Supplied entries -
+++++

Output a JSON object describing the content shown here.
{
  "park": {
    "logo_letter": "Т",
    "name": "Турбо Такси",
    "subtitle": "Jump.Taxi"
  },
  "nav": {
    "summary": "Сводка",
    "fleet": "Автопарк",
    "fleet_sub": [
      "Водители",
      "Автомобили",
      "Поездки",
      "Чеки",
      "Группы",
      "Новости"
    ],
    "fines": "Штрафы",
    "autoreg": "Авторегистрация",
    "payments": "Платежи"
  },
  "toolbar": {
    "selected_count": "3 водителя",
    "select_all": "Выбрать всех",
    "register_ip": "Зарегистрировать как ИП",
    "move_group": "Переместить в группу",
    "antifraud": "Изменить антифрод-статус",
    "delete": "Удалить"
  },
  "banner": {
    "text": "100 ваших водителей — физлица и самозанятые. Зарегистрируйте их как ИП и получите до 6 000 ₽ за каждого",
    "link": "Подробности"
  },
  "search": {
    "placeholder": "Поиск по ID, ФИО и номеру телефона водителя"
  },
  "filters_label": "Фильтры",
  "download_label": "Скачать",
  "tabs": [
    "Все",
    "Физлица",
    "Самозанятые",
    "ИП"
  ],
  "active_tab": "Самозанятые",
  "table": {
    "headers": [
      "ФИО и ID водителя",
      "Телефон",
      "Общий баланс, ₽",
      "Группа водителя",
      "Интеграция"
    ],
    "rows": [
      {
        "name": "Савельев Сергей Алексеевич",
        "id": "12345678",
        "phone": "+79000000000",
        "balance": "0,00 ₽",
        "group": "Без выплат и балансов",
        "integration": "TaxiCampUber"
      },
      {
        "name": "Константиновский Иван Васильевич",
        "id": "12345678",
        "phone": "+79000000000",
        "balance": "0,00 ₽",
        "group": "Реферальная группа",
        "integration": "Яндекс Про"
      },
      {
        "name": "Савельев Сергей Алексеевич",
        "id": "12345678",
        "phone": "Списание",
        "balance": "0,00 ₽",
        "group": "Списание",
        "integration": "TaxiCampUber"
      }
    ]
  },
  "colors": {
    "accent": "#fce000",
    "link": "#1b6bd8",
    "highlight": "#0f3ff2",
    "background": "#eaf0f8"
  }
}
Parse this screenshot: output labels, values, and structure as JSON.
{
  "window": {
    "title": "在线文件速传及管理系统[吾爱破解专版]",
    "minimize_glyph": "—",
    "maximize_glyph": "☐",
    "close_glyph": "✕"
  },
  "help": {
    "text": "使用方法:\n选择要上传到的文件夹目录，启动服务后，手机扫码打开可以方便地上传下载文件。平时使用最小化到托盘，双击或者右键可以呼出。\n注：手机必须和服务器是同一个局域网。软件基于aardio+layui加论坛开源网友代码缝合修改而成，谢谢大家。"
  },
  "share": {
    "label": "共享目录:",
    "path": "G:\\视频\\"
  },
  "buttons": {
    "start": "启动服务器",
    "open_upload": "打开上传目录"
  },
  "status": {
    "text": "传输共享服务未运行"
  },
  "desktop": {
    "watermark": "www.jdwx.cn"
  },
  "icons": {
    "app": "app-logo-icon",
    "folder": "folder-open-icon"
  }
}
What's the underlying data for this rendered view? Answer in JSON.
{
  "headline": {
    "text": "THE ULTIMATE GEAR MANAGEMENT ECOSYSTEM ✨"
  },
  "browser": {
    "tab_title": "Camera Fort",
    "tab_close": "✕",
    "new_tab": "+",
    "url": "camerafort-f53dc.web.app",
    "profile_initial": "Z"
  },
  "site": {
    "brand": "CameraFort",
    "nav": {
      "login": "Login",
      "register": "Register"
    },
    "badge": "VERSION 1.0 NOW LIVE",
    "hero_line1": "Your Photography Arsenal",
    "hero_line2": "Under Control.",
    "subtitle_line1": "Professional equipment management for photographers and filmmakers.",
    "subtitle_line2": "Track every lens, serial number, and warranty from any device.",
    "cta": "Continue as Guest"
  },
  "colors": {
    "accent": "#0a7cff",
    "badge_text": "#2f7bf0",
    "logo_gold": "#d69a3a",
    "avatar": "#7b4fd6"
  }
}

+++++

To do - Return each entry from above without altering a single character.

Full solution -
Output a JSON object describing the content shown here.
{
  "park": {
    "logo_letter": "Т",
    "name": "Турбо Такси",
    "subtitle": "Jump.Taxi"
  },
  "nav": {
    "summary": "Сводка",
    "fleet": "Автопарк",
    "fleet_sub": [
      "Водители",
      "Автомобили",
      "Поездки",
      "Чеки",
      "Группы",
      "Новости"
    ],
    "fines": "Штрафы",
    "autoreg": "Авторегистрация",
    "payments": "Платежи"
  },
  "toolbar": {
    "selected_count": "3 водителя",
    "select_all": "Выбрать всех",
    "register_ip": "Зарегистрировать как ИП",
    "move_group": "Переместить в группу",
    "antifraud": "Изменить антифрод-статус",
    "delete": "Удалить"
  },
  "banner": {
    "text": "100 ваших водителей — физлица и самозанятые. Зарегистрируйте их как ИП и получите до 6 000 ₽ за каждого",
    "link": "Подробности"
  },
  "search": {
    "placeholder": "Поиск по ID, ФИО и номеру телефона водителя"
  },
  "filters_label": "Фильтры",
  "download_label": "Скачать",
  "tabs": [
    "Все",
    "Физлица",
    "Самозанятые",
    "ИП"
  ],
  "active_tab": "Самозанятые",
  "table": {
    "headers": [
      "ФИО и ID водителя",
      "Телефон",
      "Общий баланс, ₽",
      "Группа водителя",
      "Интеграция"
    ],
    "rows": [
      {
        "name": "Савельев Сергей Алексеевич",
        "id": "12345678",
        "phone": "+79000000000",
        "balance": "0,00 ₽",
        "group": "Без выплат и балансов",
        "integration": "TaxiCampUber"
      },
      {
        "name": "Константиновский Иван Васильевич",
        "id": "12345678",
        "phone": "+79000000000",
        "balance": "0,00 ₽",
        "group": "Реферальная группа",
        "integration": "Яндекс Про"
      },
      {
        "name": "Савельев Сергей Алексеевич",
        "id": "12345678",
        "phone": "Списание",
        "balance": "0,00 ₽",
        "group": "Списание",
        "integration": "TaxiCampUber"
      }
    ]
  },
  "colors": {
    "accent": "#fce000",
    "link": "#1b6bd8",
    "highlight": "#0f3ff2",
    "background": "#eaf0f8"
  }
}
Parse this screenshot: output labels, values, and structure as JSON.
{
  "window": {
    "title": "在线文件速传及管理系统[吾爱破解专版]",
    "minimize_glyph": "—",
    "maximize_glyph": "☐",
    "close_glyph": "✕"
  },
  "help": {
    "text": "使用方法:\n选择要上传到的文件夹目录，启动服务后，手机扫码打开可以方便地上传下载文件。平时使用最小化到托盘，双击或者右键可以呼出。\n注：手机必须和服务器是同一个局域网。软件基于aardio+layui加论坛开源网友代码缝合修改而成，谢谢大家。"
  },
  "share": {
    "label": "共享目录:",
    "path": "G:\\视频\\"
  },
  "buttons": {
    "start": "启动服务器",
    "open_upload": "打开上传目录"
  },
  "status": {
    "text": "传输共享服务未运行"
  },
  "desktop": {
    "watermark": "www.jdwx.cn"
  },
  "icons": {
    "app": "app-logo-icon",
    "folder": "folder-open-icon"
  }
}
What's the underlying data for this rendered view? Answer in JSON.
{
  "headline": {
    "text": "THE ULTIMATE GEAR MANAGEMENT ECOSYSTEM ✨"
  },
  "browser": {
    "tab_title": "Camera Fort",
    "tab_close": "✕",
    "new_tab": "+",
    "url": "camerafort-f53dc.web.app",
    "profile_initial": "Z"
  },
  "site": {
    "brand": "CameraFort",
    "nav": {
      "login": "Login",
      "register": "Register"
    },
    "badge": "VERSION 1.0 NOW LIVE",
    "hero_line1": "Your Photography Arsenal",
    "hero_line2": "Under Control.",
    "subtitle_line1": "Professional equipment management for photographers and filmmakers.",
    "subtitle_line2": "Track every lens, serial number, and warranty from any device.",
    "cta": "Continue as Guest"
  },
  "colors": {
    "accent": "#0a7cff",
    "badge_text": "#2f7bf0",
    "logo_gold": "#d69a3a",
    "avatar": "#7b4fd6"
  }
}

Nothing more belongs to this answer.